INSTRUCTIONS FOR THE TASK
In the listing below, pick out lines with "университета".

Saved entries:
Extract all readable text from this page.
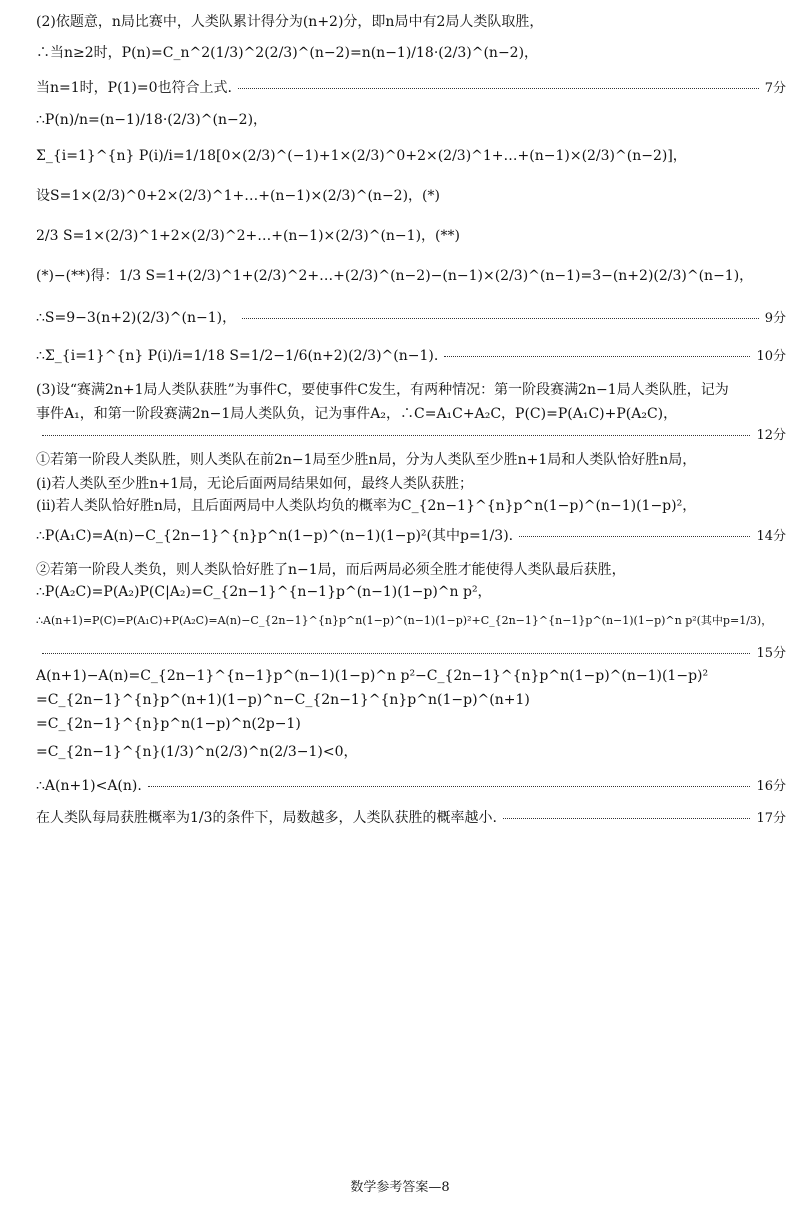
(2)依题意，n局比赛中，人类队累计得分为(n+2)分，即n局中有2局人类队取胜，
∴当n≥2时，P(n)=C_n^2(1/3)^2(2/3)^(n−2)=n(n−1)/18·(2/3)^(n−2)，
当n=1时，P(1)=0也符合上式.	7分
∴P(n)/n=(n−1)/18·(2/3)^(n−2)，
Σ_{i=1}^{n} P(i)/i=1/18[0×(2/3)^(−1)+1×(2/3)^0+2×(2/3)^1+…+(n−1)×(2/3)^(n−2)]，
设S=1×(2/3)^0+2×(2/3)^1+…+(n−1)×(2/3)^(n−2)，(*)
2/3 S=1×(2/3)^1+2×(2/3)^2+…+(n−1)×(2/3)^(n−1)，(**)
(*)−(**)得：1/3 S=1+(2/3)^1+(2/3)^2+…+(2/3)^(n−2)−(n−1)×(2/3)^(n−1)=3−(n+2)(2/3)^(n−1)，
∴S=9−3(n+2)(2/3)^(n−1)，	9分
∴Σ_{i=1}^{n} P(i)/i=1/18 S=1/2−1/6(n+2)(2/3)^(n−1).	10分
(3)设“赛满2n+1局人类队获胜”为事件C，要使事件C发生，有两种情况：第一阶段赛满2n−1局人类队胜，记为
事件A₁，和第一阶段赛满2n−1局人类队负，记为事件A₂，∴C=A₁C+A₂C，P(C)=P(A₁C)+P(A₂C)，
12分
①若第一阶段人类队胜，则人类队在前2n−1局至少胜n局，分为人类队至少胜n+1局和人类队恰好胜n局，
(ⅰ)若人类队至少胜n+1局，无论后面两局结果如何，最终人类队获胜；
(ⅱ)若人类队恰好胜n局，且后面两局中人类队均负的概率为C_{2n−1}^{n}p^n(1−p)^(n−1)(1−p)²，
∴P(A₁C)=A(n)−C_{2n−1}^{n}p^n(1−p)^(n−1)(1−p)²(其中p=1/3).	14分
②若第一阶段人类负，则人类队恰好胜了n−1局，而后两局必须全胜才能使得人类队最后获胜，
∴P(A₂C)=P(A₂)P(C|A₂)=C_{2n−1}^{n−1}p^(n−1)(1−p)^n p²，
∴A(n+1)=P(C)=P(A₁C)+P(A₂C)=A(n)−C_{2n−1}^{n}p^n(1−p)^(n−1)(1−p)²+C_{2n−1}^{n−1}p^(n−1)(1−p)^n p²(其中p=1/3)，
15分
A(n+1)−A(n)=C_{2n−1}^{n−1}p^(n−1)(1−p)^n p²−C_{2n−1}^{n}p^n(1−p)^(n−1)(1−p)²
=C_{2n−1}^{n}p^(n+1)(1−p)^n−C_{2n−1}^{n}p^n(1−p)^(n+1)
=C_{2n−1}^{n}p^n(1−p)^n(2p−1)
=C_{2n−1}^{n}(1/3)^n(2/3)^n(2/3−1)<0，
∴A(n+1)<A(n).	16分
在人类队每局获胜概率为1/3的条件下，局数越多，人类队获胜的概率越小.	17分
数学参考答案—8
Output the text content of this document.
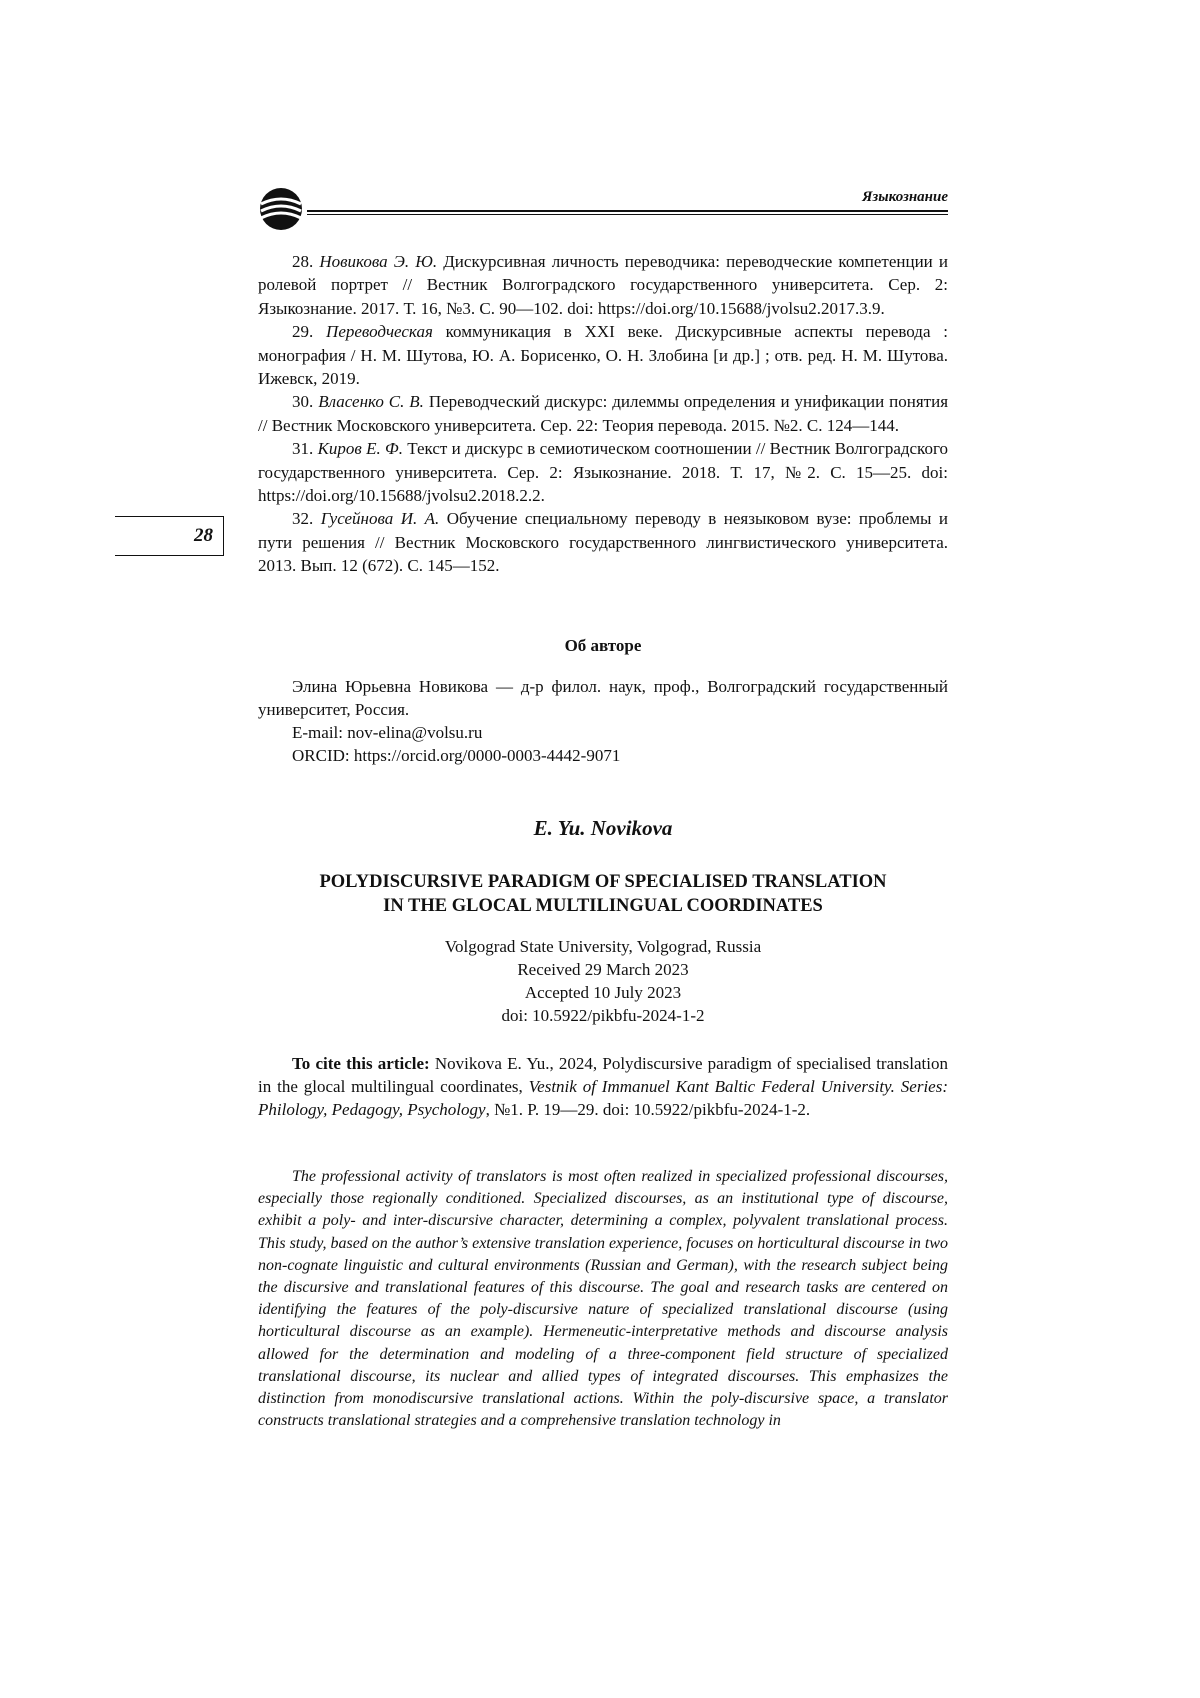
Языкознание
28

28. Новикова Э. Ю. Дискурсивная личность переводчика: переводческие компетенции и ролевой портрет // Вестник Волгоградского государственного университета. Сер. 2: Языкознание. 2017. Т. 16, №3. С. 90—102. doi: https://doi.org/10.15688/jvolsu2.2017.3.9.

29. Переводческая коммуникация в XXI веке. Дискурсивные аспекты перевода : монография / Н. М. Шутова, Ю. А. Борисенко, О. Н. Злобина [и др.] ; отв. ред. Н. М. Шутова. Ижевск, 2019.

30. Власенко С. В. Переводческий дискурс: дилеммы определения и унификации понятия // Вестник Московского университета. Сер. 22: Теория перевода. 2015. №2. С. 124—144.

31. Киров Е. Ф. Текст и дискурс в семиотическом соотношении // Вестник Волгоградского государственного университета. Сер. 2: Языкознание. 2018. Т. 17, №2. С. 15—25. doi: https://doi.org/10.15688/jvolsu2.2018.2.2.

32. Гусейнова И. А. Обучение специальному переводу в неязыковом вузе: проблемы и пути решения // Вестник Московского государственного лингвистического университета. 2013. Вып. 12 (672). С. 145—152.

Об авторе

Элина Юрьевна Новикова — д-р филол. наук, проф., Волгоградский государственный университет, Россия.

E-mail: nov-elina@volsu.ru

ORCID: https://orcid.org/0000-0003-4442-9071

E. Yu. Novikova
POLYDISCURSIVE PARADIGM OF SPECIALISED TRANSLATION
IN THE GLOCAL MULTILINGUAL COORDINATES
Volgograd State University, Volgograd, Russia
Received 29 March 2023
Accepted 10 July 2023
doi: 10.5922/pikbfu-2024-1-2

To cite this article: Novikova E. Yu., 2024, Polydiscursive paradigm of specialised translation in the glocal multilingual coordinates, Vestnik of Immanuel Kant Baltic Federal University. Series: Philology, Pedagogy, Psychology, №1. P. 19—29. doi: 10.5922/pikbfu-2024-1-2.

The professional activity of translators is most often realized in specialized professional discourses, especially those regionally conditioned. Specialized discourses, as an institutional type of discourse, exhibit a poly- and inter-discursive character, determining a complex, polyvalent translational process. This study, based on the author’s extensive translation experience, focuses on horticultural discourse in two non-cognate linguistic and cultural environments (Russian and German), with the research subject being the discursive and translational features of this discourse. The goal and research tasks are centered on identifying the features of the poly-discursive nature of specialized translational discourse (using horticultural discourse as an example). Hermeneutic-interpretative methods and discourse analysis allowed for the determination and modeling of a three-component field structure of specialized translational discourse, its nuclear and allied types of integrated discourses. This emphasizes the distinction from monodiscursive translational actions. Within the poly-discursive space, a translator constructs translational strategies and a comprehensive translation technology in
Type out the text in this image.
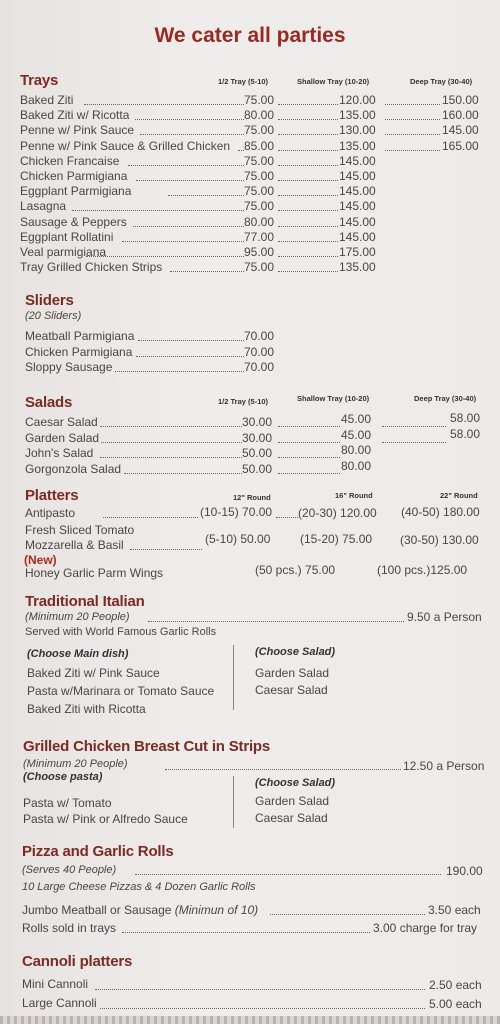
We cater all parties
Trays	1/2 Tray (5-10)	Shallow Tray (10-20)	Deep Tray (30-40)
Baked Ziti	75.00	120.00	150.00
Baked Ziti w/ Ricotta	80.00	135.00	160.00
Penne w/ Pink Sauce	75.00	130.00	145.00
Penne w/ Pink Sauce & Grilled Chicken 85.00	135.00	165.00
Chicken Francaise	75.00	145.00
Chicken Parmigiana	75.00	145.00
Eggplant Parmigiana	75.00	145.00
Lasagna	75.00	145.00
Sausage & Peppers	80.00	145.00
Eggplant Rollatini	77.00	145.00
Veal parmigiana	95.00	175.00
Tray Grilled Chicken Strips	75.00	135.00
Sliders
(20 Sliders)
Meatball Parmigiana	70.00
Chicken Parmigiana	70.00
Sloppy Sausage	70.00
Salads	1/2 Tray (5-10)	Shallow Tray (10-20)	Deep Tray (30-40)
Caesar Salad	30.00	45.00	58.00
Garden Salad	30.00	45.00	58.00
John's Salad	50.00	80.00
Gorgonzola Salad	50.00	80.00
Platters	12" Round	16" Round	22" Round
Antipasto	(10-15) 70.00 (20-30) 120.00 (40-50) 180.00
Fresh Sliced Tomato
Mozzarella & Basil	(5-10) 50.00 (15-20) 75.00 (30-50) 130.00
(New)
Honey Garlic Parm Wings	(50 pcs.) 75.00	(100 pcs.)125.00
Traditional Italian
(Minimum 20 People)	9.50 a Person
Served with World Famous Garlic Rolls
(Choose Main dish)
Baked Ziti w/ Pink Sauce
Pasta w/Marinara or Tomato Sauce
Baked Ziti with Ricotta
(Choose Salad)
Garden Salad
Caesar Salad
Grilled Chicken Breast Cut in Strips
(Minimum 20 People)	12.50 a Person
(Choose pasta)
Pasta w/ Tomato
Pasta w/ Pink or Alfredo Sauce
(Choose Salad)
Garden Salad
Caesar Salad
Pizza and Garlic Rolls
(Serves 40 People)	190.00
10 Large Cheese Pizzas & 4 Dozen Garlic Rolls
Jumbo Meatball or Sausage (Minimun of 10)	3.50 each
Rolls sold in trays	3.00 charge for tray
Cannoli platters
Mini Cannoli	2.50 each
Large Cannoli	5.00 each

RESULT FOR THIS EXERCISE
28. Новикова Э. Ю. Дискурсивная личность переводчика: переводческие компетенции и ролевой портрет // Вестник Волгоградского государственного университета. Сер. 2: Языкознание. 2017. Т. 16, №3. С. 90—102. doi: https://doi.org/10.15688/jvolsu2.2017.3.9.
30. Власенко С. В. Переводческий дискурс: дилеммы определения и унификации понятия // Вестник Московского университета. Сер. 22: Теория перевода. 2015. №2. С. 124—144.
31. Киров Е. Ф. Текст и дискурс в семиотическом соотношении // Вестник Волгоградского государственного университета. Сер. 2: Языкознание. 2018. Т. 17, №2. С. 15—25. doi: https://doi.org/10.15688/jvolsu2.2018.2.2.
32. Гусейнова И. А. Обучение специальному переводу в неязыковом вузе: проблемы и пути решения // Вестник Московского государственного лингвистического университета. 2013. Вып. 12 (672). С. 145—152.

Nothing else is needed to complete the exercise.